TASK TO COMPLETE: Each entry below is to be printed verbatim.

[Figure contents as structured data]
##############################

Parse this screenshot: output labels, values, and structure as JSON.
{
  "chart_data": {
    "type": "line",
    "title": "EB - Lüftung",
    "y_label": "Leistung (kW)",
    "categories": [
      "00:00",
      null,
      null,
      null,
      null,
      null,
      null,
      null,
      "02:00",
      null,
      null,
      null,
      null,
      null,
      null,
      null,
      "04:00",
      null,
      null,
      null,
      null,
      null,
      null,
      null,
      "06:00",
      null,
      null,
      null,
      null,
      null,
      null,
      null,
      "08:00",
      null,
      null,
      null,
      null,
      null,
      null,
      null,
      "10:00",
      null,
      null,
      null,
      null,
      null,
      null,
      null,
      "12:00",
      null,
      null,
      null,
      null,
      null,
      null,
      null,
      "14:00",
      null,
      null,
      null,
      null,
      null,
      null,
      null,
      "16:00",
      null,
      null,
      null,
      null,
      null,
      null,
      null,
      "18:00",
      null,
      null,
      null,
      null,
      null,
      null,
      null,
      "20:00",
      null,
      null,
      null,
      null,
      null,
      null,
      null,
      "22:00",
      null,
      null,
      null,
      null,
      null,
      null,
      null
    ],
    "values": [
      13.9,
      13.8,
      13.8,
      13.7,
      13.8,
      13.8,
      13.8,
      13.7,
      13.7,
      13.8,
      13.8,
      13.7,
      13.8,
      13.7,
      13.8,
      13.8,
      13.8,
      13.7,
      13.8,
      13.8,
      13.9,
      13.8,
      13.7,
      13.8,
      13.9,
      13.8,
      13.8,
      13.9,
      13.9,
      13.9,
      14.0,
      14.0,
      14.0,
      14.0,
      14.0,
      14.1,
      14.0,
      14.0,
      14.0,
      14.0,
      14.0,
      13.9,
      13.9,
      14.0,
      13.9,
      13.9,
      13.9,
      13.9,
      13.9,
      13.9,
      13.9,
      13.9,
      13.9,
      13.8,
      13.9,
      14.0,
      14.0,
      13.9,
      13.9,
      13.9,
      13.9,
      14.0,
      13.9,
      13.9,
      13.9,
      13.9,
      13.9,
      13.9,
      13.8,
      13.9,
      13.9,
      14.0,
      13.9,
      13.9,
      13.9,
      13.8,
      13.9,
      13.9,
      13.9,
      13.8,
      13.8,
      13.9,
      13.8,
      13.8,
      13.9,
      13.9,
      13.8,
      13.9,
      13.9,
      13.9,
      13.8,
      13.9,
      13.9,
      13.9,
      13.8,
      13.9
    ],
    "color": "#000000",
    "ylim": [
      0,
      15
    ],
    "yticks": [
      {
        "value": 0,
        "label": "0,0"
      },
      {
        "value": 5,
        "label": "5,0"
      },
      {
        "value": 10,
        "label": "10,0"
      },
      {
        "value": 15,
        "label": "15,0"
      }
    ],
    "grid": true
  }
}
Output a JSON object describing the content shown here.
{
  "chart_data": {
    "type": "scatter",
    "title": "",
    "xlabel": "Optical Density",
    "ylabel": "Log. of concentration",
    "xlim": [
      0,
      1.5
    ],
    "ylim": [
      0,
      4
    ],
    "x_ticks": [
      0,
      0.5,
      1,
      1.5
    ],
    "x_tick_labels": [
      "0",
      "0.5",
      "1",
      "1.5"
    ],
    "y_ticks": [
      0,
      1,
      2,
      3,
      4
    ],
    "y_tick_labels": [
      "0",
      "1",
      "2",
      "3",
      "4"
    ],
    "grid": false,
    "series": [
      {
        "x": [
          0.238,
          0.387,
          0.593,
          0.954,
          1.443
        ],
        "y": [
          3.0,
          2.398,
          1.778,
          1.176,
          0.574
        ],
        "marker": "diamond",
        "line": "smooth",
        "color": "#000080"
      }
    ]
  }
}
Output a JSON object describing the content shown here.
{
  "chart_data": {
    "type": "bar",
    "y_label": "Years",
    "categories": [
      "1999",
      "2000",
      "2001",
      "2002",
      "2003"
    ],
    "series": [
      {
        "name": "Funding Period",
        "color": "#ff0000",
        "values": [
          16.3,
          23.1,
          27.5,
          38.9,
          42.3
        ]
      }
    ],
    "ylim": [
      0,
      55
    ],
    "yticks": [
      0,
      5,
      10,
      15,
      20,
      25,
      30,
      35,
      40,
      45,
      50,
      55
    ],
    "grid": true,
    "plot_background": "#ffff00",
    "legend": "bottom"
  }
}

##############################

EXERCISE RESPONSE:
Parse this screenshot: output labels, values, and structure as JSON.
{
  "chart_data": {
    "type": "line",
    "title": "EB - Lüftung",
    "y_label": "Leistung (kW)",
    "categories": [
      "00:00",
      null,
      null,
      null,
      null,
      null,
      null,
      null,
      "02:00",
      null,
      null,
      null,
      null,
      null,
      null,
      null,
      "04:00",
      null,
      null,
      null,
      null,
      null,
      null,
      null,
      "06:00",
      null,
      null,
      null,
      null,
      null,
      null,
      null,
      "08:00",
      null,
      null,
      null,
      null,
      null,
      null,
      null,
      "10:00",
      null,
      null,
      null,
      null,
      null,
      null,
      null,
      "12:00",
      null,
      null,
      null,
      null,
      null,
      null,
      null,
      "14:00",
      null,
      null,
      null,
      null,
      null,
      null,
      null,
      "16:00",
      null,
      null,
      null,
      null,
      null,
      null,
      null,
      "18:00",
      null,
      null,
      null,
      null,
      null,
      null,
      null,
      "20:00",
      null,
      null,
      null,
      null,
      null,
      null,
      null,
      "22:00",
      null,
      null,
      null,
      null,
      null,
      null,
      null
    ],
    "values": [
      13.9,
      13.8,
      13.8,
      13.7,
      13.8,
      13.8,
      13.8,
      13.7,
      13.7,
      13.8,
      13.8,
      13.7,
      13.8,
      13.7,
      13.8,
      13.8,
      13.8,
      13.7,
      13.8,
      13.8,
      13.9,
      13.8,
      13.7,
      13.8,
      13.9,
      13.8,
      13.8,
      13.9,
      13.9,
      13.9,
      14.0,
      14.0,
      14.0,
      14.0,
      14.0,
      14.1,
      14.0,
      14.0,
      14.0,
      14.0,
      14.0,
      13.9,
      13.9,
      14.0,
      13.9,
      13.9,
      13.9,
      13.9,
      13.9,
      13.9,
      13.9,
      13.9,
      13.9,
      13.8,
      13.9,
      14.0,
      14.0,
      13.9,
      13.9,
      13.9,
      13.9,
      14.0,
      13.9,
      13.9,
      13.9,
      13.9,
      13.9,
      13.9,
      13.8,
      13.9,
      13.9,
      14.0,
      13.9,
      13.9,
      13.9,
      13.8,
      13.9,
      13.9,
      13.9,
      13.8,
      13.8,
      13.9,
      13.8,
      13.8,
      13.9,
      13.9,
      13.8,
      13.9,
      13.9,
      13.9,
      13.8,
      13.9,
      13.9,
      13.9,
      13.8,
      13.9
    ],
    "color": "#000000",
    "ylim": [
      0,
      15
    ],
    "yticks": [
      {
        "value": 0,
        "label": "0,0"
      },
      {
        "value": 5,
        "label": "5,0"
      },
      {
        "value": 10,
        "label": "10,0"
      },
      {
        "value": 15,
        "label": "15,0"
      }
    ],
    "grid": true
  }
}
Output a JSON object describing the content shown here.
{
  "chart_data": {
    "type": "scatter",
    "title": "",
    "xlabel": "Optical Density",
    "ylabel": "Log. of concentration",
    "xlim": [
      0,
      1.5
    ],
    "ylim": [
      0,
      4
    ],
    "x_ticks": [
      0,
      0.5,
      1,
      1.5
    ],
    "x_tick_labels": [
      "0",
      "0.5",
      "1",
      "1.5"
    ],
    "y_ticks": [
      0,
      1,
      2,
      3,
      4
    ],
    "y_tick_labels": [
      "0",
      "1",
      "2",
      "3",
      "4"
    ],
    "grid": false,
    "series": [
      {
        "x": [
          0.238,
          0.387,
          0.593,
          0.954,
          1.443
        ],
        "y": [
          3.0,
          2.398,
          1.778,
          1.176,
          0.574
        ],
        "marker": "diamond",
        "line": "smooth",
        "color": "#000080"
      }
    ]
  }
}
Output a JSON object describing the content shown here.
{
  "chart_data": {
    "type": "bar",
    "y_label": "Years",
    "categories": [
      "1999",
      "2000",
      "2001",
      "2002",
      "2003"
    ],
    "series": [
      {
        "name": "Funding Period",
        "color": "#ff0000",
        "values": [
          16.3,
          23.1,
          27.5,
          38.9,
          42.3
        ]
      }
    ],
    "ylim": [
      0,
      55
    ],
    "yticks": [
      0,
      5,
      10,
      15,
      20,
      25,
      30,
      35,
      40,
      45,
      50,
      55
    ],
    "grid": true,
    "plot_background": "#ffff00",
    "legend": "bottom"
  }
}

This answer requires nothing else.